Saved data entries
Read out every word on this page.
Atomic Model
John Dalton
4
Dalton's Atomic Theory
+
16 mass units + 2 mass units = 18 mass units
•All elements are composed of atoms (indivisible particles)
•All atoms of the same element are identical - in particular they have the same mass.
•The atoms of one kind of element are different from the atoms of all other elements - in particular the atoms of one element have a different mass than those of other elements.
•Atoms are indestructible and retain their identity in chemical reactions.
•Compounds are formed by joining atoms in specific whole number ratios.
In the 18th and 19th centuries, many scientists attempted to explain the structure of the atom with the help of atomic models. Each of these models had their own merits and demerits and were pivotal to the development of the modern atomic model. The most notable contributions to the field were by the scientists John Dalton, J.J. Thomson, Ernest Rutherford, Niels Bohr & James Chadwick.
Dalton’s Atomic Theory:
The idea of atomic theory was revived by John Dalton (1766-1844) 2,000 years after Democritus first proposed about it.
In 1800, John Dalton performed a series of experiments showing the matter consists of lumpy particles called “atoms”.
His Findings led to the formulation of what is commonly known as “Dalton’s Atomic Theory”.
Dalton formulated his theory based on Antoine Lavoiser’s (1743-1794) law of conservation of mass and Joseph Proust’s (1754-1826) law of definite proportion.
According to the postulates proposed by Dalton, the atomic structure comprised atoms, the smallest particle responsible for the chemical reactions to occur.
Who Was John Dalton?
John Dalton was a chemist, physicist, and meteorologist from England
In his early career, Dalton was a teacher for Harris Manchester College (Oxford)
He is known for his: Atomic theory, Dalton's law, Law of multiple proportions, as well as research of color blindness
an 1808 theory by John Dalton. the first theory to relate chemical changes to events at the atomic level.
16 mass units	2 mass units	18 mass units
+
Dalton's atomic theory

## Problem requirements
Reproduce every record, matching each line exactly.

## Solved exercise
Read out every word on this page.
Atomic Model
John Dalton
4
Dalton's Atomic Theory
+
16 mass units + 2 mass units = 18 mass units
•All elements are composed of atoms (indivisible particles)
•All atoms of the same element are identical - in particular they have the same mass.
•The atoms of one kind of element are different from the atoms of all other elements - in particular the atoms of one element have a different mass than those of other elements.
•Atoms are indestructible and retain their identity in chemical reactions.
•Compounds are formed by joining atoms in specific whole number ratios.
In the 18th and 19th centuries, many scientists attempted to explain the structure of the atom with the help of atomic models. Each of these models had their own merits and demerits and were pivotal to the development of the modern atomic model. The most notable contributions to the field were by the scientists John Dalton, J.J. Thomson, Ernest Rutherford, Niels Bohr & James Chadwick.
Dalton’s Atomic Theory:
The idea of atomic theory was revived by John Dalton (1766-1844) 2,000 years after Democritus first proposed about it.
In 1800, John Dalton performed a series of experiments showing the matter consists of lumpy particles called “atoms”.
His Findings led to the formulation of what is commonly known as “Dalton’s Atomic Theory”.
Dalton formulated his theory based on Antoine Lavoiser’s (1743-1794) law of conservation of mass and Joseph Proust’s (1754-1826) law of definite proportion.
According to the postulates proposed by Dalton, the atomic structure comprised atoms, the smallest particle responsible for the chemical reactions to occur.
Who Was John Dalton?
John Dalton was a chemist, physicist, and meteorologist from England
In his early career, Dalton was a teacher for Harris Manchester College (Oxford)
He is known for his: Atomic theory, Dalton's law, Law of multiple proportions, as well as research of color blindness
an 1808 theory by John Dalton. the first theory to relate chemical changes to events at the atomic level.
16 mass units	2 mass units	18 mass units
+
Dalton's atomic theory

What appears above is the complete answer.